*What is needed:* Copy out the records from the first line up to and including the line containing "x-tick-label: 1.00 [2265,1396,2333,1435]", reproducing each line without changes.

*Record set:*
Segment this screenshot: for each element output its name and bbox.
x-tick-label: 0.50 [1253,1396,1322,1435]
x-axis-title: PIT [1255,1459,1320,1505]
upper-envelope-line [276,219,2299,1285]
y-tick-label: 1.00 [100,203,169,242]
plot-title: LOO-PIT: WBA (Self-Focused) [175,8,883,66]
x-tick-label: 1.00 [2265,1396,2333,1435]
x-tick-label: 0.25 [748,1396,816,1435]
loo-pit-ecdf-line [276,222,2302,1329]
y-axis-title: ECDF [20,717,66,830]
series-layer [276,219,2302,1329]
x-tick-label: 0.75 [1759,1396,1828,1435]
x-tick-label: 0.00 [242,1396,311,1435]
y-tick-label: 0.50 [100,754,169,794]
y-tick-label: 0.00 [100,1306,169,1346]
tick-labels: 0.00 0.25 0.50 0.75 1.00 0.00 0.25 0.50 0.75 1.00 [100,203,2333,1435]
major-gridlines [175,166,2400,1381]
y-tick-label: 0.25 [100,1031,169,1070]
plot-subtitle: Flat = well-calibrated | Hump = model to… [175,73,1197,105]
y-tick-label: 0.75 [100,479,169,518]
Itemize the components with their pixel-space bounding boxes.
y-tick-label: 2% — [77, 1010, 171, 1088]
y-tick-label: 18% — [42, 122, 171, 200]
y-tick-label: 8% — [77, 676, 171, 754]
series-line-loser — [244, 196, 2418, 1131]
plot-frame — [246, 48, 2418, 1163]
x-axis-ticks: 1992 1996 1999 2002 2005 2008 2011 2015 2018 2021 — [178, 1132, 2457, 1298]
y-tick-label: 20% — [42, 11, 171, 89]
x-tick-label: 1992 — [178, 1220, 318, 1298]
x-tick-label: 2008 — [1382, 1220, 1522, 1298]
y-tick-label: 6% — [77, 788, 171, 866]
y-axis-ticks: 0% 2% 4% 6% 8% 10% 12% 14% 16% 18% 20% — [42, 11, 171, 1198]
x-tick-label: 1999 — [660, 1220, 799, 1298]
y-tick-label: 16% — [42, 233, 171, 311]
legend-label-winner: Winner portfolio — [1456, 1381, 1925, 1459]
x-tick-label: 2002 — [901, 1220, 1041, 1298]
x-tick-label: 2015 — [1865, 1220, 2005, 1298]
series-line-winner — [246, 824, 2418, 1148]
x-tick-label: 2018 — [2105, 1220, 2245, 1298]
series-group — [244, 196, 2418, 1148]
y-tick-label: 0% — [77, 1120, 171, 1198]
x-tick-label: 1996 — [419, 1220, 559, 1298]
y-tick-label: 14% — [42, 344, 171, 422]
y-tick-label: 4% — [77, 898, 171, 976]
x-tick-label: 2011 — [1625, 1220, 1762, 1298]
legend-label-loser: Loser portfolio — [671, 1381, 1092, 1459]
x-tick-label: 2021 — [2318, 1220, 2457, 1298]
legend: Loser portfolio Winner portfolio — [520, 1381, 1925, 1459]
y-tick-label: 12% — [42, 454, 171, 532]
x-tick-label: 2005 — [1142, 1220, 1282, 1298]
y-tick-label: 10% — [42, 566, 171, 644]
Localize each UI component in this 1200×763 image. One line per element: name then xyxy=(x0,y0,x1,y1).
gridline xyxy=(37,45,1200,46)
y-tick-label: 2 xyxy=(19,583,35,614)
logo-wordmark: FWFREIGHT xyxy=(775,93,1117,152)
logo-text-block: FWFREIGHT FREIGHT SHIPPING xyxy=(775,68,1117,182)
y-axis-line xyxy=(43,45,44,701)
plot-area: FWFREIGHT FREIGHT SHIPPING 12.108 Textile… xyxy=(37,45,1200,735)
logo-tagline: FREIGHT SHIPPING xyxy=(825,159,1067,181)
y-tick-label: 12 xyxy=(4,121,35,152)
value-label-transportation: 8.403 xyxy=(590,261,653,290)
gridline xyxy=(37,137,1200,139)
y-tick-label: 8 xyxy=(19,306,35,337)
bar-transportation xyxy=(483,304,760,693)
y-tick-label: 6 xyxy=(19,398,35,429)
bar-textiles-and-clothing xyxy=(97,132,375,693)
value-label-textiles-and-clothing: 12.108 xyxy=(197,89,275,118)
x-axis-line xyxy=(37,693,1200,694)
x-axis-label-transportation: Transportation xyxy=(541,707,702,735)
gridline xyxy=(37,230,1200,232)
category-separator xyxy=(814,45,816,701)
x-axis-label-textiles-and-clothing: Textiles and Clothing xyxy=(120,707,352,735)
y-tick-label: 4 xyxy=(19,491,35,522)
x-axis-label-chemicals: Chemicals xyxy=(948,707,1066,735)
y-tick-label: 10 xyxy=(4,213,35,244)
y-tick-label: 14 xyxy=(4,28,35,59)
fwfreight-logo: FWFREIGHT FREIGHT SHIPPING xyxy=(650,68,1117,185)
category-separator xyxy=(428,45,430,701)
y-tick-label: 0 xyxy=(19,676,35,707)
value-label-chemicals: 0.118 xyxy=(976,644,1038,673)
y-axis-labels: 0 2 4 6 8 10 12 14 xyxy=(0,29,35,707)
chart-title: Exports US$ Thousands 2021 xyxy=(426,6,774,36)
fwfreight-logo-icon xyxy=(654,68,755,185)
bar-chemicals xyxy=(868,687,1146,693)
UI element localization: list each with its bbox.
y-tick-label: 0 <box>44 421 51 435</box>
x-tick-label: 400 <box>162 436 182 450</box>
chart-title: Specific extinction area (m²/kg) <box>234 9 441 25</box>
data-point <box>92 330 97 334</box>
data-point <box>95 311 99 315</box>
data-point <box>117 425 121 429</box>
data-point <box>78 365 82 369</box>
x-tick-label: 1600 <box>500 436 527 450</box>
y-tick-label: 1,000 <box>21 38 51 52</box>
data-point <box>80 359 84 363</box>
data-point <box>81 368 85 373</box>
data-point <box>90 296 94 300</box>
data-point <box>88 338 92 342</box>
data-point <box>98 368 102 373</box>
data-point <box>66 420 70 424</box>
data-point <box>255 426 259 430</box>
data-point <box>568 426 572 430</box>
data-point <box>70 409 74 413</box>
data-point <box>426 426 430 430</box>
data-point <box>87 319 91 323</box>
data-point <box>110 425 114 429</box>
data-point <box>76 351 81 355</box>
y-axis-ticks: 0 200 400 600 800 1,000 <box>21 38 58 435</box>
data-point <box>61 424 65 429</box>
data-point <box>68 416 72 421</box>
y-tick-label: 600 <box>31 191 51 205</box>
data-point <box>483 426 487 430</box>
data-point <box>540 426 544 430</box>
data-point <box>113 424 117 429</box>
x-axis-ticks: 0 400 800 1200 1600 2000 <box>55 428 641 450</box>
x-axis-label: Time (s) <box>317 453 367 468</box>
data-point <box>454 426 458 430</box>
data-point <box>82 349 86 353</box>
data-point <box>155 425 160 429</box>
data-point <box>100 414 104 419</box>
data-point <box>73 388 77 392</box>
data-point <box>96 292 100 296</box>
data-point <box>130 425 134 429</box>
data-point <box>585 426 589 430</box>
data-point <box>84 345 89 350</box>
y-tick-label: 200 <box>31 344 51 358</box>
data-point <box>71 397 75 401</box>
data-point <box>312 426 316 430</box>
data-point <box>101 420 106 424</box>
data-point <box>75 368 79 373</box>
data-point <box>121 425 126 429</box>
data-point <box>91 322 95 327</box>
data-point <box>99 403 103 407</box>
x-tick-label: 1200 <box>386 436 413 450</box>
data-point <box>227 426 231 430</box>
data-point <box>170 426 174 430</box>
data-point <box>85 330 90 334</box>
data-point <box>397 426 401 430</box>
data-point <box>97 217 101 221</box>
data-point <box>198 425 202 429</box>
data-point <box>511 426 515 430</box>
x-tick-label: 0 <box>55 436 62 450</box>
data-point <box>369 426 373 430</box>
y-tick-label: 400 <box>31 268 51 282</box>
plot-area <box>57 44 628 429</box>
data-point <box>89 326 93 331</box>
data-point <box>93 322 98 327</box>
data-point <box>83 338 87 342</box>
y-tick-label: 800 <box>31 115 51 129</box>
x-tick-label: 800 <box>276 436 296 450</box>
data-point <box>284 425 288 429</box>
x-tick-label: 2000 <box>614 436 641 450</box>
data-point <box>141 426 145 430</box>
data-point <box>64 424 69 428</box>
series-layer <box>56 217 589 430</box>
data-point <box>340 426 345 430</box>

*Answer to the task:*
Segment this screenshot: for each element output its name and bbox.
x-tick-label: 0.50 [1253,1396,1322,1435]
x-axis-title: PIT [1255,1459,1320,1505]
upper-envelope-line [276,219,2299,1285]
y-tick-label: 1.00 [100,203,169,242]
plot-title: LOO-PIT: WBA (Self-Focused) [175,8,883,66]
x-tick-label: 1.00 [2265,1396,2333,1435]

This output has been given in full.